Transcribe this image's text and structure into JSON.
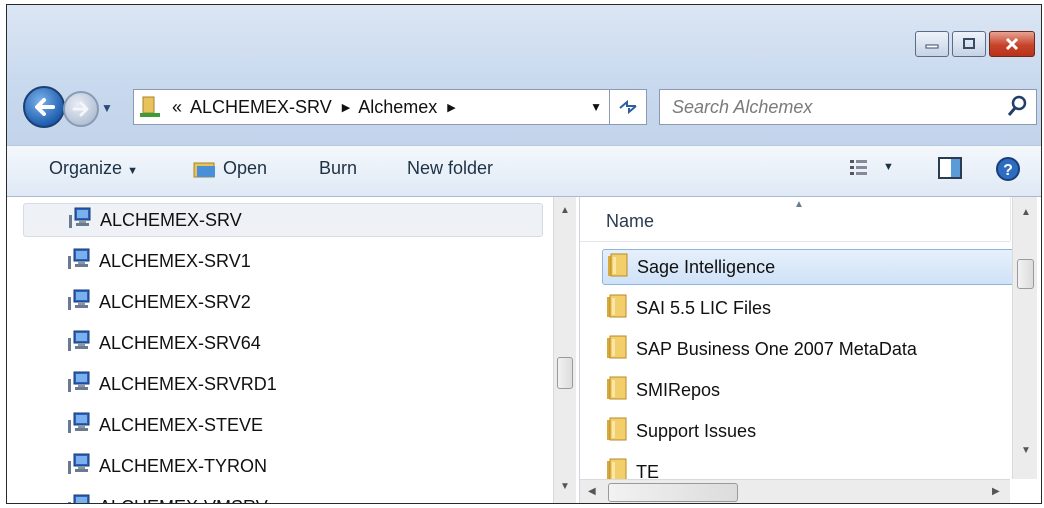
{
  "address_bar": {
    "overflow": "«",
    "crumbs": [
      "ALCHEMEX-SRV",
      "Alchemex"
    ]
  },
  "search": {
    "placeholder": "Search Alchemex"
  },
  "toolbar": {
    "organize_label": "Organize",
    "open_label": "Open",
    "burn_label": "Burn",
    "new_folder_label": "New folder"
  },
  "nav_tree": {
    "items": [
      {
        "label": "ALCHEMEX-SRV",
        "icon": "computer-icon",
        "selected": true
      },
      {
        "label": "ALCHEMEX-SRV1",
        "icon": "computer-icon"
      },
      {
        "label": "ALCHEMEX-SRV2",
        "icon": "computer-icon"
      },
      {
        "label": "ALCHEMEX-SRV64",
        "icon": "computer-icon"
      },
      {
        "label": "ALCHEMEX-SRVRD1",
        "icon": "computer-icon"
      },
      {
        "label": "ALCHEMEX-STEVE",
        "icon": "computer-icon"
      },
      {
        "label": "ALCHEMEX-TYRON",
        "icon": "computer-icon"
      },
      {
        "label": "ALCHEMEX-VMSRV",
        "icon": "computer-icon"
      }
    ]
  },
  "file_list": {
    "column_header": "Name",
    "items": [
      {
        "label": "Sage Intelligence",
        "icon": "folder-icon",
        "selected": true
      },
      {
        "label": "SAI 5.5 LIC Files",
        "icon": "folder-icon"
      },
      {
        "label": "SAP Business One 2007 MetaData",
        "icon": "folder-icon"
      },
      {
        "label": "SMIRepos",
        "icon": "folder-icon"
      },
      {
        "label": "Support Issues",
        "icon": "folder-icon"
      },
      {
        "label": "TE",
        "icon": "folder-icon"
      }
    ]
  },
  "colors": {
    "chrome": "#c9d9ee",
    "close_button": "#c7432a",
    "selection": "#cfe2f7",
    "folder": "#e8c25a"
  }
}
-=-=-=-=-
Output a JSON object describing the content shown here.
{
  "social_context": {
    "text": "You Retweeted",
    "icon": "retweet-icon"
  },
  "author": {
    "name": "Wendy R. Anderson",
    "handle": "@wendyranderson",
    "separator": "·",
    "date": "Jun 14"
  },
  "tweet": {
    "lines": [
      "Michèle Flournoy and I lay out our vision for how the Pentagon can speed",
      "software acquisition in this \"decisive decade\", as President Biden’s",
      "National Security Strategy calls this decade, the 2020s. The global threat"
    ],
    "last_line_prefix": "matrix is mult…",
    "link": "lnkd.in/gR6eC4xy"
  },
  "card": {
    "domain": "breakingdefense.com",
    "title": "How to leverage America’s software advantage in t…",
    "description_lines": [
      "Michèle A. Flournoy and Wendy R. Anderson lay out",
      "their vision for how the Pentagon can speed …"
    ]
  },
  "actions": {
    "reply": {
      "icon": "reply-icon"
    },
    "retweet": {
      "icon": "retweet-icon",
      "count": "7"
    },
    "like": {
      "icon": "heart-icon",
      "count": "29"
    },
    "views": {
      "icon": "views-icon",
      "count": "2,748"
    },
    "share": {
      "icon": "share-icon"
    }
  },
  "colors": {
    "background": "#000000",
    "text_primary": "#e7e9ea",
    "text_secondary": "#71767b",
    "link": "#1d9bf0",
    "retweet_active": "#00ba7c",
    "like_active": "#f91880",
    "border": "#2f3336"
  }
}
-=-=-=-=-
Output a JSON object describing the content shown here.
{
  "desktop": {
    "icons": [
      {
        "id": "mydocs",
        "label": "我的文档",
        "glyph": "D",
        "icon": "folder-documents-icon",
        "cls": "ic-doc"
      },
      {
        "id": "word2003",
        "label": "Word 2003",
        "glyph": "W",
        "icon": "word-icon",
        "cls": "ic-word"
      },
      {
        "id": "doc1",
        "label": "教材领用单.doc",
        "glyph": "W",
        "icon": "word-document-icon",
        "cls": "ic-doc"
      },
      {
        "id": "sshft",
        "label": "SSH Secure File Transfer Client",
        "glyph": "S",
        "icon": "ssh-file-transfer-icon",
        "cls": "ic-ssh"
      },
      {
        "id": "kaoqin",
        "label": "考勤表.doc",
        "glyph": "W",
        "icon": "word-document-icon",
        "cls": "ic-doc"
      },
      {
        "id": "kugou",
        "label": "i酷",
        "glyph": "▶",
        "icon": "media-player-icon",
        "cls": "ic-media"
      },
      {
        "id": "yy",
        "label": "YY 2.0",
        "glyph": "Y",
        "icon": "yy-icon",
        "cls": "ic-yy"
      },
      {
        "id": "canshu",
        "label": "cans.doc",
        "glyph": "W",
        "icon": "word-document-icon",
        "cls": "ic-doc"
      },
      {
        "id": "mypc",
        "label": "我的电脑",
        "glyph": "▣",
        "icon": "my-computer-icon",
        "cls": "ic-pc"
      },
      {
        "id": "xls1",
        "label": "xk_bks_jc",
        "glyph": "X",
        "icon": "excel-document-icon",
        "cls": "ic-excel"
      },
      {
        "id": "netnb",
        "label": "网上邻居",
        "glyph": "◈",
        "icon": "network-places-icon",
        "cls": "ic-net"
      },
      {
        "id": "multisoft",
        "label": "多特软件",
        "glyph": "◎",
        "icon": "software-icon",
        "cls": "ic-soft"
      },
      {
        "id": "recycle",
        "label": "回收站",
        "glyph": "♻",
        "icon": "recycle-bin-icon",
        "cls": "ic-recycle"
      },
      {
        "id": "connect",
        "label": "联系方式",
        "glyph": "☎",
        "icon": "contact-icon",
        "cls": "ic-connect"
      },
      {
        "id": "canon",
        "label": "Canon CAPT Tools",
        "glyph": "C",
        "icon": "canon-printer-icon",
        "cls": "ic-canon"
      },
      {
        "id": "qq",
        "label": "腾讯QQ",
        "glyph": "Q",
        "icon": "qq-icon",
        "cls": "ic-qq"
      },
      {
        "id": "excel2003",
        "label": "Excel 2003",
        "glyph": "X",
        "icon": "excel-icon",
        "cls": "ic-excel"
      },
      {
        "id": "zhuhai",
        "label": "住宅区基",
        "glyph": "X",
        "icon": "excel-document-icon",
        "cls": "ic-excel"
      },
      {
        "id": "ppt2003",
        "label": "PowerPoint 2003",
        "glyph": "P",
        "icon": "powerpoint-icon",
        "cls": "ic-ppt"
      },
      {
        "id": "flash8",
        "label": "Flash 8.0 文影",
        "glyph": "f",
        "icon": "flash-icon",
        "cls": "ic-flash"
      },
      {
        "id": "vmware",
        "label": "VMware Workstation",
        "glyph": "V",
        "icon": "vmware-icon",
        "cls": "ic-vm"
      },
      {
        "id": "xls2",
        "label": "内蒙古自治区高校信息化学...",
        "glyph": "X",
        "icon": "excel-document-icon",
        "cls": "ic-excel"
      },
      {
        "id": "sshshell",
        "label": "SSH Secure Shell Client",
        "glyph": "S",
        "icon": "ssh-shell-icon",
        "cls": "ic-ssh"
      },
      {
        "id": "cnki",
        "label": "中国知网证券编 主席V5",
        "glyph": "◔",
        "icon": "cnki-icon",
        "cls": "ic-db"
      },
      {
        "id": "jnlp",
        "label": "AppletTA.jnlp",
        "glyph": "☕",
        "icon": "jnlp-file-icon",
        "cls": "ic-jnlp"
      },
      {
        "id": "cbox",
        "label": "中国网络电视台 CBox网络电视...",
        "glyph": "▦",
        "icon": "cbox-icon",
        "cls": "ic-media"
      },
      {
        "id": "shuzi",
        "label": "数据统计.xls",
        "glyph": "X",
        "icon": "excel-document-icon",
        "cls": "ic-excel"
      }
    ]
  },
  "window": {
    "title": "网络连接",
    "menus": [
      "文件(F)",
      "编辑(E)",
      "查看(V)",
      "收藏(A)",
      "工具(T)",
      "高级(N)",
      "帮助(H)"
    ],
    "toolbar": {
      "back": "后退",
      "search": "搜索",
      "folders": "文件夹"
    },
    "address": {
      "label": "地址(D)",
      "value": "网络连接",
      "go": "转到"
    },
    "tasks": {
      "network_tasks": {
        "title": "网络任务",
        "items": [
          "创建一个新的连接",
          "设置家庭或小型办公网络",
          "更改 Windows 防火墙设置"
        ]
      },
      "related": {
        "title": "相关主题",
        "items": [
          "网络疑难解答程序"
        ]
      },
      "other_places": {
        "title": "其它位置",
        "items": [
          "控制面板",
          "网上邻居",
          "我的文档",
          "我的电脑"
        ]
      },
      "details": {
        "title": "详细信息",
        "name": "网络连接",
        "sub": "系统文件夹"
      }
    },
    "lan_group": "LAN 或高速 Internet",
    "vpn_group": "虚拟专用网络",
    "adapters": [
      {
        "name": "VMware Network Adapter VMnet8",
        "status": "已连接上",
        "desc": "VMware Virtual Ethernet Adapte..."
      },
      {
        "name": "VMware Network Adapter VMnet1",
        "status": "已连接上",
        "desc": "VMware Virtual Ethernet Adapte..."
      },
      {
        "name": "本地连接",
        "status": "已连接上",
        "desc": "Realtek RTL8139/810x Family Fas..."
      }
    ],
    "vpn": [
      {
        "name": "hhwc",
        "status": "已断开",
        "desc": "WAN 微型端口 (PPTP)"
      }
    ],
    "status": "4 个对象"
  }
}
-=-=-=-=-
*Problem to work on*
From the data above, gather every line that includes the word "Secure".

*Response below*
        "label": "SSH Secure File Transfer Client",
        "label": "SSH Secure Shell Client",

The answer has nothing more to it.